*DATASET EXCERPTS:*
┌──
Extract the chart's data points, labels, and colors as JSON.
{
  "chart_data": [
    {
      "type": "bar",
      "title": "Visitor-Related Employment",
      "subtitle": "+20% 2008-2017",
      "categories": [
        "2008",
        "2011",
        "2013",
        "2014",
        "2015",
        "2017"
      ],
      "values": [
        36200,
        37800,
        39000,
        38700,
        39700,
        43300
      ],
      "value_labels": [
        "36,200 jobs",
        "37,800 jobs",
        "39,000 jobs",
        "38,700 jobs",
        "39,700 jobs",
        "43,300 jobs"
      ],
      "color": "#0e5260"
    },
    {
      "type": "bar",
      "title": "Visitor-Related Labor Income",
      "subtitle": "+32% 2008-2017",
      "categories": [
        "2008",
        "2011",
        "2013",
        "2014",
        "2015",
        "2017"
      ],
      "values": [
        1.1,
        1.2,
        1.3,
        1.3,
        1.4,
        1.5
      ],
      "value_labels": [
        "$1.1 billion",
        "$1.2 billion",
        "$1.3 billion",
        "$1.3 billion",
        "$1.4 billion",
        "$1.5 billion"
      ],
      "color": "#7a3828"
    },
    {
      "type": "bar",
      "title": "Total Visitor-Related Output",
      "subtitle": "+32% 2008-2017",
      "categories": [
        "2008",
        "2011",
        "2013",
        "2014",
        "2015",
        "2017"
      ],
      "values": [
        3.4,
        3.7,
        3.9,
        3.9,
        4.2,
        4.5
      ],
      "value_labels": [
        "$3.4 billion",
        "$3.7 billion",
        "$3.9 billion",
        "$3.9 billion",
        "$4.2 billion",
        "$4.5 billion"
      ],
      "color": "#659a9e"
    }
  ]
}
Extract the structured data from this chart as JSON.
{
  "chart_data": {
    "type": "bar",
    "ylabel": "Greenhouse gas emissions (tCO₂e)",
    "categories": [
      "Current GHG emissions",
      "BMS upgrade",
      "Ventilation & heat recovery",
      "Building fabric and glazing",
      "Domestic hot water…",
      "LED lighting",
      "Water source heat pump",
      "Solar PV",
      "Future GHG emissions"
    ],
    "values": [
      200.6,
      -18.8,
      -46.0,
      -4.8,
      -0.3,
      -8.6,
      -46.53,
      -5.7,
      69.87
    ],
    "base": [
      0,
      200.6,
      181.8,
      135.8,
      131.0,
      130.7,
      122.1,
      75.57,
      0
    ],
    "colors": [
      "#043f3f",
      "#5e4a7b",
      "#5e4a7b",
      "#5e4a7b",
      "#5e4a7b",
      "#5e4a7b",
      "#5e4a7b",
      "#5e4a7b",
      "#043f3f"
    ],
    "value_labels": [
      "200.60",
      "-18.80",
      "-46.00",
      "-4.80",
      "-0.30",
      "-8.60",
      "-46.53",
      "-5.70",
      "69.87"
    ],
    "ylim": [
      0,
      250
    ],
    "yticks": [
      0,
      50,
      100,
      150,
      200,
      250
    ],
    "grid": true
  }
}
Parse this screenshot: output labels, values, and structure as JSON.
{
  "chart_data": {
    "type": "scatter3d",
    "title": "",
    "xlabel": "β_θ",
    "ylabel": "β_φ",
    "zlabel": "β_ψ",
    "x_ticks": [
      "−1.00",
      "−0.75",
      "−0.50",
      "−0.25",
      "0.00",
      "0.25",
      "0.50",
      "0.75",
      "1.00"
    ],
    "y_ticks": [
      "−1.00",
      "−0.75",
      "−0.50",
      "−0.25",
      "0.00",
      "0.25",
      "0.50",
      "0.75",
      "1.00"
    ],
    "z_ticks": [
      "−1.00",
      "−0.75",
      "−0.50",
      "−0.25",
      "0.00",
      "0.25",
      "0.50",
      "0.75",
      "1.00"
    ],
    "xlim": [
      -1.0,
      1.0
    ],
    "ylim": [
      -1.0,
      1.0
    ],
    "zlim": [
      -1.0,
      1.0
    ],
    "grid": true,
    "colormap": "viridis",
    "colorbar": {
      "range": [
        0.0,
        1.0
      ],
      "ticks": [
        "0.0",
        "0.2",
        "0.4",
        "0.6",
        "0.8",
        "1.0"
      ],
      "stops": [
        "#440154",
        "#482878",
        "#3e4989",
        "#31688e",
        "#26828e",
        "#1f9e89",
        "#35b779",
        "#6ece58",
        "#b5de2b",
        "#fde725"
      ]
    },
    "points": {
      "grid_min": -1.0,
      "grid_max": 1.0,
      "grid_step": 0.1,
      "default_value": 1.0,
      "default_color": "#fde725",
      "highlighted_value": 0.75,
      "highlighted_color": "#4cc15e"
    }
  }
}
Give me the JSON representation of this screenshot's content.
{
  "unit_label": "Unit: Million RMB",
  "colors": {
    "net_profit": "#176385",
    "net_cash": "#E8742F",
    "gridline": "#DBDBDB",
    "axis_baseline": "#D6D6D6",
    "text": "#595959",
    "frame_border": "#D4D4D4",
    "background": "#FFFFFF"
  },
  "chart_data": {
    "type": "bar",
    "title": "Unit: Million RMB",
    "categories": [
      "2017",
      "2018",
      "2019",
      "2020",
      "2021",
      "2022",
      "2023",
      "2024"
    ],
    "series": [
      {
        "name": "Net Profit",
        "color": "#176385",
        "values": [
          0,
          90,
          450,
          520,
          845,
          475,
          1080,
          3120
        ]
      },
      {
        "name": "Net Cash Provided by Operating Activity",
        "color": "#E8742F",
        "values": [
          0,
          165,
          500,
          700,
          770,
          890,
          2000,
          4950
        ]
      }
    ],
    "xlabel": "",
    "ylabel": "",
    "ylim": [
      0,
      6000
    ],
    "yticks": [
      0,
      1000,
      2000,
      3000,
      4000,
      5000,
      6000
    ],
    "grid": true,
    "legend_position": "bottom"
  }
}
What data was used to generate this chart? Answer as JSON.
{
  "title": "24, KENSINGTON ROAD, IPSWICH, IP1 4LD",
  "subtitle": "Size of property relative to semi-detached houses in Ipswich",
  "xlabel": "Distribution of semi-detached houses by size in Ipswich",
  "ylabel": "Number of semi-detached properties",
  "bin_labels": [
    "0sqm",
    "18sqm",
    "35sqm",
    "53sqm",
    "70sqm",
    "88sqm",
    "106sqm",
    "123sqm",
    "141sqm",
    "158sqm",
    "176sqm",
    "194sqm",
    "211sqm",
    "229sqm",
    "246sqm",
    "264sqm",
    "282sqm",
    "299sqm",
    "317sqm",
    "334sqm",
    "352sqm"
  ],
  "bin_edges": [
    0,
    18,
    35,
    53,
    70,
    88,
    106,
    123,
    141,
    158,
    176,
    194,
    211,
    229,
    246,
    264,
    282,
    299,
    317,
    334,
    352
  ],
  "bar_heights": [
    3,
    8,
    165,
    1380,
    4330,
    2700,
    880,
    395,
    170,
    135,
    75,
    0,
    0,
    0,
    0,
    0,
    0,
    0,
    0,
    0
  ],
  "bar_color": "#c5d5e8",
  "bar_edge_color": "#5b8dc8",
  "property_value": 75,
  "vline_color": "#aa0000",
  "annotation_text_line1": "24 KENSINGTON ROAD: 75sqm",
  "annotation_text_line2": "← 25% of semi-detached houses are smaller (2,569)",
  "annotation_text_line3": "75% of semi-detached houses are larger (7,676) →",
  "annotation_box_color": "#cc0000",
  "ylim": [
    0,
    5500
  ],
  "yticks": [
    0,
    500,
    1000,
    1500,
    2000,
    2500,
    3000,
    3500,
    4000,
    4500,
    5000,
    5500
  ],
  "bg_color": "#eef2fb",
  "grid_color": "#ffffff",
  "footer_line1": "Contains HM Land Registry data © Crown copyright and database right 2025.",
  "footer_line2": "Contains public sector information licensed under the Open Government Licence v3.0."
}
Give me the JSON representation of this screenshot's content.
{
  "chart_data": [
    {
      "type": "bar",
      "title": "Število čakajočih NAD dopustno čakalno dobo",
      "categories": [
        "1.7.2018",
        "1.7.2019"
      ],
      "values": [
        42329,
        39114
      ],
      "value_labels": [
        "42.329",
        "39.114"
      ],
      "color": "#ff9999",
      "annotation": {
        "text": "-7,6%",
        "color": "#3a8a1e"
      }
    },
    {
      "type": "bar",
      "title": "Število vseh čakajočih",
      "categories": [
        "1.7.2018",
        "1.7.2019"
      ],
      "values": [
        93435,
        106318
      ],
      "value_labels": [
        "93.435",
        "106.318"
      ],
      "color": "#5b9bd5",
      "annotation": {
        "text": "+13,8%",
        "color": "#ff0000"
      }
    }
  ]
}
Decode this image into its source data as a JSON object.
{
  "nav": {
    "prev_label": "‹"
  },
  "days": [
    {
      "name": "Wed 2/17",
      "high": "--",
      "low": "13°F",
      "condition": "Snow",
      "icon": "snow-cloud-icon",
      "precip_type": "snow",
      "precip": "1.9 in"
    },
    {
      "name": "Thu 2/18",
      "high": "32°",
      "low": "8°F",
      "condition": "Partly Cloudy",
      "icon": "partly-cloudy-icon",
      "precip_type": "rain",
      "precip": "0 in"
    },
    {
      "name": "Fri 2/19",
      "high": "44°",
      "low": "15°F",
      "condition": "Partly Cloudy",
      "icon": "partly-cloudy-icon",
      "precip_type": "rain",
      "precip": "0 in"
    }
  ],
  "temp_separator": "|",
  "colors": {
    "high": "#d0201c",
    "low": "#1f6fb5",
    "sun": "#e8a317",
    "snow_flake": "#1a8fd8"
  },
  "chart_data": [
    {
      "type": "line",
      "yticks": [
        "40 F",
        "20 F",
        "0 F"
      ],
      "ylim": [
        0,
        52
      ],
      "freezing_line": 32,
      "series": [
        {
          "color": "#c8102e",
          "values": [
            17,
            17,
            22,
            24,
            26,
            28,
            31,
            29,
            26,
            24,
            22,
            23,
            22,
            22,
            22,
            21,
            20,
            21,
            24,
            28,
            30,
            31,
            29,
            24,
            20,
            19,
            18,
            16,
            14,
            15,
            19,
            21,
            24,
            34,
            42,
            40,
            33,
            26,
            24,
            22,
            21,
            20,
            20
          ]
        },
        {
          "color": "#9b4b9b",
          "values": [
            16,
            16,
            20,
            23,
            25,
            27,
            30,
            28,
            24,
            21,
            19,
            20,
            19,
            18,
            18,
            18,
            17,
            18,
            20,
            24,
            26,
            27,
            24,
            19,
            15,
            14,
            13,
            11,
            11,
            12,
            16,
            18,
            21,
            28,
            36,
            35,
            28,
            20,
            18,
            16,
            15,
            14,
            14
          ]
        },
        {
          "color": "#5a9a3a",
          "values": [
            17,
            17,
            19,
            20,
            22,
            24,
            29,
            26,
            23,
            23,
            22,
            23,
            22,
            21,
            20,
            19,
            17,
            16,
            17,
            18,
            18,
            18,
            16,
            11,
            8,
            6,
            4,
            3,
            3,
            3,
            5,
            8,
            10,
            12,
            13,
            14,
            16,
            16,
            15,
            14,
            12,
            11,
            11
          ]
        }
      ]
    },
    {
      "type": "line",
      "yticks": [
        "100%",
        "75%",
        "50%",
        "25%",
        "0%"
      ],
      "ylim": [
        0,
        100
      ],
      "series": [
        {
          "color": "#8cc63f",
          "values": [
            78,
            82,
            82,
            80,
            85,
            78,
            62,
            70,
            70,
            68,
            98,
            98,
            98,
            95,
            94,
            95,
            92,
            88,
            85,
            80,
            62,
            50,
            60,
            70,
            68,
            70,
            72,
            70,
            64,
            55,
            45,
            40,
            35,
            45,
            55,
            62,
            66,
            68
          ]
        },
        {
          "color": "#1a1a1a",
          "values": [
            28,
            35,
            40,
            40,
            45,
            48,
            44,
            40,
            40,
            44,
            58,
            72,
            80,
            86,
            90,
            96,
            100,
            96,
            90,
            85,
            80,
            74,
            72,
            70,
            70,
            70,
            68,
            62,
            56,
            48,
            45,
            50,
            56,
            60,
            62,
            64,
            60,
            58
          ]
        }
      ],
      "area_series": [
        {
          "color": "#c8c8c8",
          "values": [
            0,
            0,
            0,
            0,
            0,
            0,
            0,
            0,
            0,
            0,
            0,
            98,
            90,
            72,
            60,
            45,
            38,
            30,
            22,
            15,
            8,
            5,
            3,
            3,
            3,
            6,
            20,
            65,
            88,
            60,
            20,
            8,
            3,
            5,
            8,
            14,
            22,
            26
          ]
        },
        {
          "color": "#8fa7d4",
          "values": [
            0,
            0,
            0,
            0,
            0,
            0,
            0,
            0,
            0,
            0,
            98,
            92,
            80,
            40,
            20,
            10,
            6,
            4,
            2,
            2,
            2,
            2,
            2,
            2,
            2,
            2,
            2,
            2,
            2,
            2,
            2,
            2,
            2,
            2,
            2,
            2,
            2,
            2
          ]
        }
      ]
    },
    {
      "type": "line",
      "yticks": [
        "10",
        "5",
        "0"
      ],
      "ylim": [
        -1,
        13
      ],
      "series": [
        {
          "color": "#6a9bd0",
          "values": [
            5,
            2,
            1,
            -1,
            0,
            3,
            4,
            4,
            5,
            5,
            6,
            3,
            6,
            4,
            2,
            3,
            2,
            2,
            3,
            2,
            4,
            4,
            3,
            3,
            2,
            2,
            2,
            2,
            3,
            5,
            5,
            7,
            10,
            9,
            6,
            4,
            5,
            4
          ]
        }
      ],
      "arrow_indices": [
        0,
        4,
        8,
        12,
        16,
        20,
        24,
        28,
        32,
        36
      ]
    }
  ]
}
└──
*PROMPT:*
Each line with the string "heat" in it needs to be found and copied.

*SOLUTION TO THE PROBLEM:*
      "Ventilation & heat recovery",
      "Water source heat pump",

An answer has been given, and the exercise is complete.